__EXERCISE__. Tally every line of the listing where the string "Chaos" is found, and state the total alone.

__MATERIAL FOR THIS TASK__.
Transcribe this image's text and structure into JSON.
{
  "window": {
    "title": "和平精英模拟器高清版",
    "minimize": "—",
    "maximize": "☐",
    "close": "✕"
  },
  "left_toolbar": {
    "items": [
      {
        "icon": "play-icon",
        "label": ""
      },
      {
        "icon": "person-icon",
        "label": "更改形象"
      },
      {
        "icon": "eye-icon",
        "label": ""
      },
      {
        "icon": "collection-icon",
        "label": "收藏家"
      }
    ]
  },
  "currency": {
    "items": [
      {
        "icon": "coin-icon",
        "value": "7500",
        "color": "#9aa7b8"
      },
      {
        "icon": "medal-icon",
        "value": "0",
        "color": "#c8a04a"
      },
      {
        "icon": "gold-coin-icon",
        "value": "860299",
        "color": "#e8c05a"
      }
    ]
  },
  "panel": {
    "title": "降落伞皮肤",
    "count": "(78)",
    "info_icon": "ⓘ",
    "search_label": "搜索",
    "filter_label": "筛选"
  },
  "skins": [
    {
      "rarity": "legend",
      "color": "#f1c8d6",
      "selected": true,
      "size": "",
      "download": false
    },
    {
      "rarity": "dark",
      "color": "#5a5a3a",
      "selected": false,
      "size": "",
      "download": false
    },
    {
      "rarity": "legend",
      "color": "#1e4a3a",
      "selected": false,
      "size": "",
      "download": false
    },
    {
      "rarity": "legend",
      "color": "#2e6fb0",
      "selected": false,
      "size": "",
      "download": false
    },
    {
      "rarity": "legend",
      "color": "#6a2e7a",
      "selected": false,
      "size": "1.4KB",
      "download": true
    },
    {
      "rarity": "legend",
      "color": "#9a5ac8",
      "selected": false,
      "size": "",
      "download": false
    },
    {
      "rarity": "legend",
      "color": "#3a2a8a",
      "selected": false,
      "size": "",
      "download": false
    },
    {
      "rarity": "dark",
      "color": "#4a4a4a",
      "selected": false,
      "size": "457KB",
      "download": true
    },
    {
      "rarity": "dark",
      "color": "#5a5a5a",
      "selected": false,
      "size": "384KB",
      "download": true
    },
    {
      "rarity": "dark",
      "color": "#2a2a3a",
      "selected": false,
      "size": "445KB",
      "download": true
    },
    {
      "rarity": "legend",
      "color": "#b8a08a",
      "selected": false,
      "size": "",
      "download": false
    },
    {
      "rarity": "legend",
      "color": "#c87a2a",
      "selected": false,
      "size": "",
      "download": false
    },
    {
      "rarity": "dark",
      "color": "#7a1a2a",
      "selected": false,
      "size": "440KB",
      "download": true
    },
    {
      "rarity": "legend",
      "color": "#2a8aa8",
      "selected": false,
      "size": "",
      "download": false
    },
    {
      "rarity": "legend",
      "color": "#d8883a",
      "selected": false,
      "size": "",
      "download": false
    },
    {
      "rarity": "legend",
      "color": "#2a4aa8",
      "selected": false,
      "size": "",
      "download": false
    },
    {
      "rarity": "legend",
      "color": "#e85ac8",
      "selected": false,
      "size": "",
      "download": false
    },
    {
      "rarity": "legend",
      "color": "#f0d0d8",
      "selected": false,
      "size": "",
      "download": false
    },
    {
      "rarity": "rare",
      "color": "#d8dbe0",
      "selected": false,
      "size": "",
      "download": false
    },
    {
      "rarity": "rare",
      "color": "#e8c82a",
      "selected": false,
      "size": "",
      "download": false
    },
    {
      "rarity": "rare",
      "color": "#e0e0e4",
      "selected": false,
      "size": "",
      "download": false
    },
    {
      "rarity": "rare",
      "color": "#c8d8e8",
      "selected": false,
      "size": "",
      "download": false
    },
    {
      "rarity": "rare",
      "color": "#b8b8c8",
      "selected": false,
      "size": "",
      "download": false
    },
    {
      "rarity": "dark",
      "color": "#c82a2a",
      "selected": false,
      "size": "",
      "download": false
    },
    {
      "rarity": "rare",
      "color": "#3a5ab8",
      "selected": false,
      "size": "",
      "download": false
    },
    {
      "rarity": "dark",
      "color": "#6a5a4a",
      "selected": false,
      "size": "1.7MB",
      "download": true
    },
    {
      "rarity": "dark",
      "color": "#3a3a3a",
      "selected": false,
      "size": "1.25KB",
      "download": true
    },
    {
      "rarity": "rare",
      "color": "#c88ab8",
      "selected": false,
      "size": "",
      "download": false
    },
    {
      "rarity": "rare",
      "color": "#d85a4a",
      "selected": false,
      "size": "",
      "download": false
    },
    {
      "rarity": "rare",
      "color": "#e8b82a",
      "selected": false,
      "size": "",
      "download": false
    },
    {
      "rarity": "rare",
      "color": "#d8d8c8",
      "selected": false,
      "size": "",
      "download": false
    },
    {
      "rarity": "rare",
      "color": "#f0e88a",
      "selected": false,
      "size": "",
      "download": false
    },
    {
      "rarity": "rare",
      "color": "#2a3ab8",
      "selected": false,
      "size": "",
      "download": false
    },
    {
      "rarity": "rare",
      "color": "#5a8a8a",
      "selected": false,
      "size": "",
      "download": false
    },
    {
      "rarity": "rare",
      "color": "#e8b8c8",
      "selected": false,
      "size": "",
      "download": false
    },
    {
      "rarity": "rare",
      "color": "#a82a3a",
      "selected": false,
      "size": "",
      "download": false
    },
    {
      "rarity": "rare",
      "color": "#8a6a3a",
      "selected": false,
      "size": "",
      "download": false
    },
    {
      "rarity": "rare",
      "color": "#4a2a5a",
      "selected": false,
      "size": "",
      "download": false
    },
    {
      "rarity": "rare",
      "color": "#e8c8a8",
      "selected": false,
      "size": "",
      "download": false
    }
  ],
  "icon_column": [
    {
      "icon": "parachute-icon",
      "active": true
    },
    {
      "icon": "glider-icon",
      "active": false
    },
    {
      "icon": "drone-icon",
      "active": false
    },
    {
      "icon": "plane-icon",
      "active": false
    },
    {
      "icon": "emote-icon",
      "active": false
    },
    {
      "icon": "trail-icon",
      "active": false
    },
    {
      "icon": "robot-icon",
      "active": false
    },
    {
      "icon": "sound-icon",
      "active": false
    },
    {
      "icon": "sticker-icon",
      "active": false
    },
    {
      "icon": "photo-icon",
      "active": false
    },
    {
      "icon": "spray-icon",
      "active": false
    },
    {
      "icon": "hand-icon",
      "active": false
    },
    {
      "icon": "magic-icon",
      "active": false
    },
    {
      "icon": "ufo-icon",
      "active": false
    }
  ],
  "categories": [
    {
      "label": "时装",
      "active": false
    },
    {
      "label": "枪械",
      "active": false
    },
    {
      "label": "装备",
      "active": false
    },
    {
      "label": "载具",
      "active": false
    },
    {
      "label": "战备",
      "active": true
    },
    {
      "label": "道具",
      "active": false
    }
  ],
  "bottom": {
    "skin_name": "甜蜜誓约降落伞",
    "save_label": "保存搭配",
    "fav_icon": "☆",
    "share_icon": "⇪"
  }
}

* * *

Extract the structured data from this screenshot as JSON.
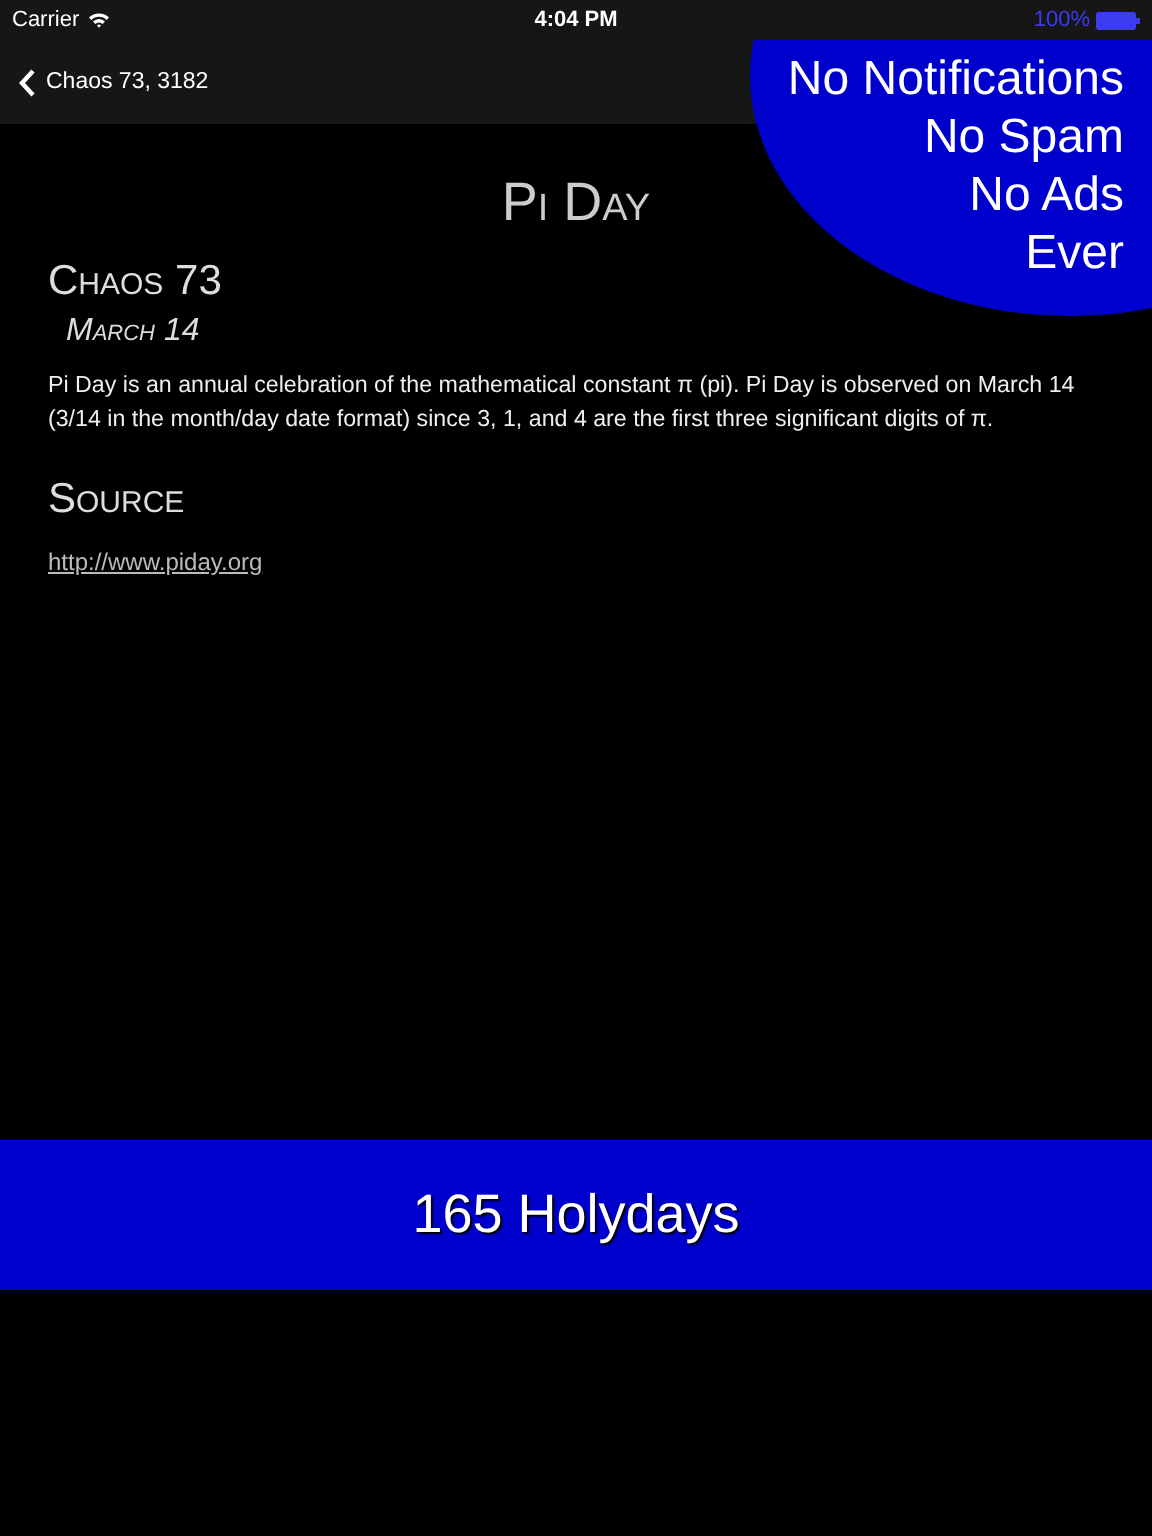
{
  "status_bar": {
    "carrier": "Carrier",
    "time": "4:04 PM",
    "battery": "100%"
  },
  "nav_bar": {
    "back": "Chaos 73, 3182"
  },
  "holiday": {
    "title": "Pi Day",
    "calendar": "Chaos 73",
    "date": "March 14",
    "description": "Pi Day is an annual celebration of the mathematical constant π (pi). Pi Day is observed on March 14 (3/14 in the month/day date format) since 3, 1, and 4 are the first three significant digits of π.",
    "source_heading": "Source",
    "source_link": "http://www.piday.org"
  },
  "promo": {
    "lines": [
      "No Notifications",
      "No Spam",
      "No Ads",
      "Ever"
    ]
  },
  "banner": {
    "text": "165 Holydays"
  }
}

...

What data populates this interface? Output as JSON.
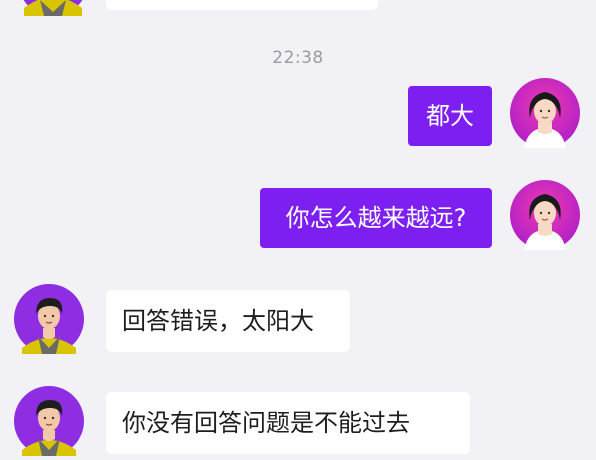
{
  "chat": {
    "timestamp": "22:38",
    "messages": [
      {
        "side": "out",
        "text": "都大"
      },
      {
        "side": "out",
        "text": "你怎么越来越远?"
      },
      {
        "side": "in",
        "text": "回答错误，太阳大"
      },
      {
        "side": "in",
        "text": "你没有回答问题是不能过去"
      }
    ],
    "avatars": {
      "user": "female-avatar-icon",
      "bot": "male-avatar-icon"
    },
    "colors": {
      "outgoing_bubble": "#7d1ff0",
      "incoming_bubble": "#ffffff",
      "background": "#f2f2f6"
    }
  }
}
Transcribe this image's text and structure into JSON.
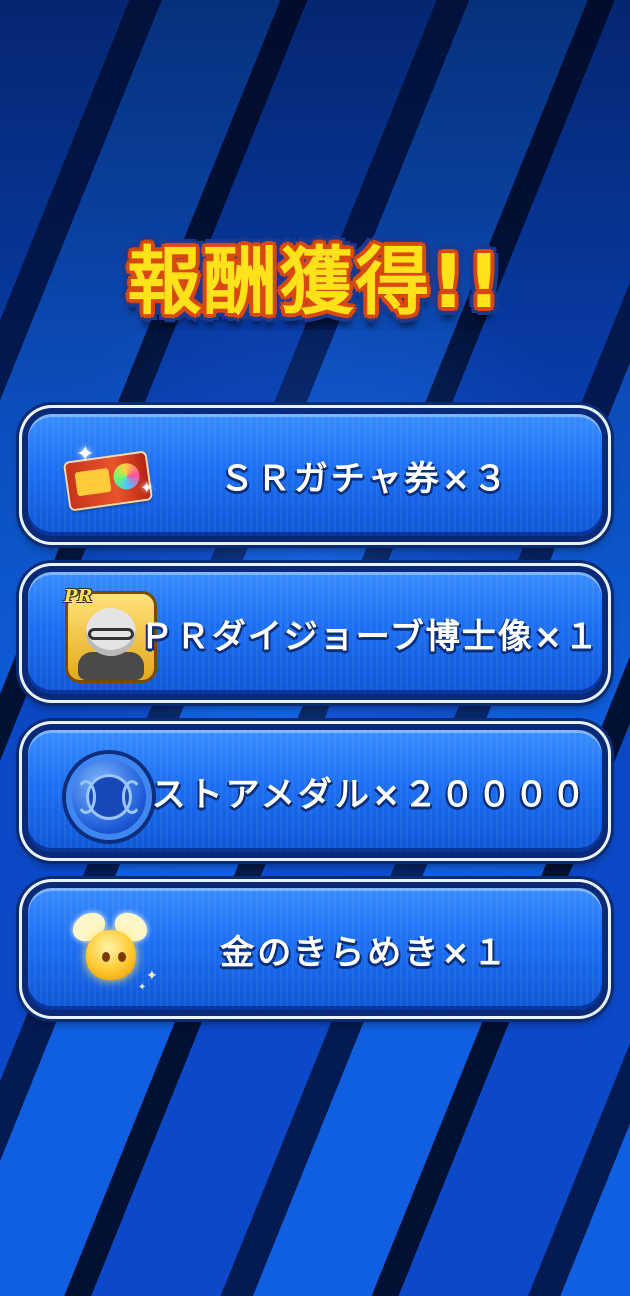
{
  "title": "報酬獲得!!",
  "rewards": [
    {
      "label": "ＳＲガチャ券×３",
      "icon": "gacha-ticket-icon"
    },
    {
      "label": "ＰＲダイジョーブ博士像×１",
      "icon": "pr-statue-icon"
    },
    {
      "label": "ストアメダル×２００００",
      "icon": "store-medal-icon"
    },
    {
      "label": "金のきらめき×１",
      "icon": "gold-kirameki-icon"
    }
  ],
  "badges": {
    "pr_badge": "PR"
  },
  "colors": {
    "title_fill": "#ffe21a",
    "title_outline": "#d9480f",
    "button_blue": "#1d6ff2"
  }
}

__WRITTEN RESPONSE__. 2